BEGIN

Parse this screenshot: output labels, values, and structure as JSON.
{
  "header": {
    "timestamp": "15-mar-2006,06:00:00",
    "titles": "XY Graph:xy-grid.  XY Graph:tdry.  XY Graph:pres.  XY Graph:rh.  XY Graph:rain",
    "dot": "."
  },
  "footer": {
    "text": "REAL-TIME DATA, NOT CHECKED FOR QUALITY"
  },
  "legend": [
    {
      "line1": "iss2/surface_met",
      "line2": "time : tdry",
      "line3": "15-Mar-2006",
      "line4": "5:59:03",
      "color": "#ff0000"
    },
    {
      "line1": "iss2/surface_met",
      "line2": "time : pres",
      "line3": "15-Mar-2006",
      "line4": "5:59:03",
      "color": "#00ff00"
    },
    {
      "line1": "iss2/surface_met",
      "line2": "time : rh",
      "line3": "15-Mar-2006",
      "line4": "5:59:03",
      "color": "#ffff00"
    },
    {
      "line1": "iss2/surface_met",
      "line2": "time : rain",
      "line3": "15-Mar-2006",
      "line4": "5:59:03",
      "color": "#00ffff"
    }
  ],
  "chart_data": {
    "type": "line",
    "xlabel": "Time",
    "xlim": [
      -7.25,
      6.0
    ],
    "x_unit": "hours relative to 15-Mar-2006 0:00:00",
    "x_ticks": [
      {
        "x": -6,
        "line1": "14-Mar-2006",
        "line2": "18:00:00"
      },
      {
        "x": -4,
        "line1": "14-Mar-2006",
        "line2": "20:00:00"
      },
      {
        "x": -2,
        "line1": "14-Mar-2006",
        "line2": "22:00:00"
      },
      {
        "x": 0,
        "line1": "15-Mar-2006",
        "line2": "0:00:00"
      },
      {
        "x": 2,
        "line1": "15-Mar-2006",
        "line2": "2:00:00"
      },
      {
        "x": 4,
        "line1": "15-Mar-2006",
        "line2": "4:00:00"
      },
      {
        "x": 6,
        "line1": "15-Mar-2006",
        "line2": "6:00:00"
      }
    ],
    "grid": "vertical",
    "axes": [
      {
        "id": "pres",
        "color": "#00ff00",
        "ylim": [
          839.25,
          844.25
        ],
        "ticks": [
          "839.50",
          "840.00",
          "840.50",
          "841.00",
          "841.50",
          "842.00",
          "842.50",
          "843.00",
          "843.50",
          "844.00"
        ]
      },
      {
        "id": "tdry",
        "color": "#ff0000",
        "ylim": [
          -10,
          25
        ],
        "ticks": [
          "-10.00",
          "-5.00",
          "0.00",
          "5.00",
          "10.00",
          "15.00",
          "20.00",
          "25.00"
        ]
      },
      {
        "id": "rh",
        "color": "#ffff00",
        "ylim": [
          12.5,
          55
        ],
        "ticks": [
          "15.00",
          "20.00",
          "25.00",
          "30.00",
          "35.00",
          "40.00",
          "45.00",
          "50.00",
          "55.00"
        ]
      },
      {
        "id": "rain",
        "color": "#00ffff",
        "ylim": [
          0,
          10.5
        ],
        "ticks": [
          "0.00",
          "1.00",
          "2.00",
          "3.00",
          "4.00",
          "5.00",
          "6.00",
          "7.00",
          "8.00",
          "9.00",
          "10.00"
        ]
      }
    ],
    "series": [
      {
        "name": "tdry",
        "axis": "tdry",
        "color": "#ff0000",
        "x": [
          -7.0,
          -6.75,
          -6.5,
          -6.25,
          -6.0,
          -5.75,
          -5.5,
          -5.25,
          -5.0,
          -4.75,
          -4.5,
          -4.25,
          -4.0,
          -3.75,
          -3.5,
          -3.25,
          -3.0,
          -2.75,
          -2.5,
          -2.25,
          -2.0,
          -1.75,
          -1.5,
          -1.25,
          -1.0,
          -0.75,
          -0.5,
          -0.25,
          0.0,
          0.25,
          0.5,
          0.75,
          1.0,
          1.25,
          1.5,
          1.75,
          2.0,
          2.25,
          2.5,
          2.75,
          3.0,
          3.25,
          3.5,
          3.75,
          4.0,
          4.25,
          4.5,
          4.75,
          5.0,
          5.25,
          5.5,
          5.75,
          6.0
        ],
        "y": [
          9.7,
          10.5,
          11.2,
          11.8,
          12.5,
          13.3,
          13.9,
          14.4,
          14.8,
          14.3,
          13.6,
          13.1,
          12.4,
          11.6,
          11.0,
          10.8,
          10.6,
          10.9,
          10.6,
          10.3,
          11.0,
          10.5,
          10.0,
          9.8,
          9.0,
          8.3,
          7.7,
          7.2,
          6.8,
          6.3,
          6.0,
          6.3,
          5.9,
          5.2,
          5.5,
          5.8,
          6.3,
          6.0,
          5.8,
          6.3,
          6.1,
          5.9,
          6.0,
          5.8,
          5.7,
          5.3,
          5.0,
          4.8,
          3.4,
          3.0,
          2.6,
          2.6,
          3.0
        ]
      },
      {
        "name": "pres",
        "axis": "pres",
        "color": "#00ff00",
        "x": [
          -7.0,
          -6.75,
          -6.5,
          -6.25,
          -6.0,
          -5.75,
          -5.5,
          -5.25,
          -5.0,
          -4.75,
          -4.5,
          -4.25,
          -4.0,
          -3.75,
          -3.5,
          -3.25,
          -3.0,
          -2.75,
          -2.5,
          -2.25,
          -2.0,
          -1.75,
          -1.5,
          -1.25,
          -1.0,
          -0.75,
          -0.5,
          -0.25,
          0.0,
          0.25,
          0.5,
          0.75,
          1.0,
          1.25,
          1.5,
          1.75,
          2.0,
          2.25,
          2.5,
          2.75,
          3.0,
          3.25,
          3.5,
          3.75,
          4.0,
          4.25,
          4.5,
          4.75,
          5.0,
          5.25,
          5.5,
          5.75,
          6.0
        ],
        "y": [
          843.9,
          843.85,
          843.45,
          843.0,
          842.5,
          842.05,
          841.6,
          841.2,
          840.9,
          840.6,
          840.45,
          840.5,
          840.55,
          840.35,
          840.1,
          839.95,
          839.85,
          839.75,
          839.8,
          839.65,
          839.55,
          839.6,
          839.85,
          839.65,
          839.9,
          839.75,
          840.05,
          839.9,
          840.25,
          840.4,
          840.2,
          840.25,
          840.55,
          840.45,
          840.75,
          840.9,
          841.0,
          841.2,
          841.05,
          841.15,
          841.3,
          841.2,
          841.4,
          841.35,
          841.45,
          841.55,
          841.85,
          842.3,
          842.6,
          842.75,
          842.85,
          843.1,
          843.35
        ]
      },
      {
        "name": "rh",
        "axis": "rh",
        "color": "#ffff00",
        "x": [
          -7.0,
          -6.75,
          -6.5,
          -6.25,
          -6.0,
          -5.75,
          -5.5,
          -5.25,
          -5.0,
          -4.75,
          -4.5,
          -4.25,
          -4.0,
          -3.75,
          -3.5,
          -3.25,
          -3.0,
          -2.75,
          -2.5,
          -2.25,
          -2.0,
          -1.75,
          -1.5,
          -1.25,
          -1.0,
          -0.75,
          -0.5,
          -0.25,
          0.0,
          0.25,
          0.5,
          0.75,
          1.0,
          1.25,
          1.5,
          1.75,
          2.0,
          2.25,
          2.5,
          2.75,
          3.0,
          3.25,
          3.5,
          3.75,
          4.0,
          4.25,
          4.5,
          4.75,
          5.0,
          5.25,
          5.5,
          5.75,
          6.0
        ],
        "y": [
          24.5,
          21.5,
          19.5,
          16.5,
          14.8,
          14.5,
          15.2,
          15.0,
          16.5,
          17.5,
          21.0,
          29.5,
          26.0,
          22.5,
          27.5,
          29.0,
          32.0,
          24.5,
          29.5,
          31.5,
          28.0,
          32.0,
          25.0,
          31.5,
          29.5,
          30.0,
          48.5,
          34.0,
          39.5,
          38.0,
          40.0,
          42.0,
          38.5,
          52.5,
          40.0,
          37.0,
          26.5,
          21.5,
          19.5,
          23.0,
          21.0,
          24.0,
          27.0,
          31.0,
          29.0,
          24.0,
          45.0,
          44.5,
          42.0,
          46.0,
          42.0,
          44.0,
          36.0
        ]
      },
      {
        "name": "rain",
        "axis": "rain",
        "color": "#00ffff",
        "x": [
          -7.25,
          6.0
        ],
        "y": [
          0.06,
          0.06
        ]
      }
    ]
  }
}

END

## Given problem
Only a number is wanted: how many lines of the material include the word "grid".

## Task output
2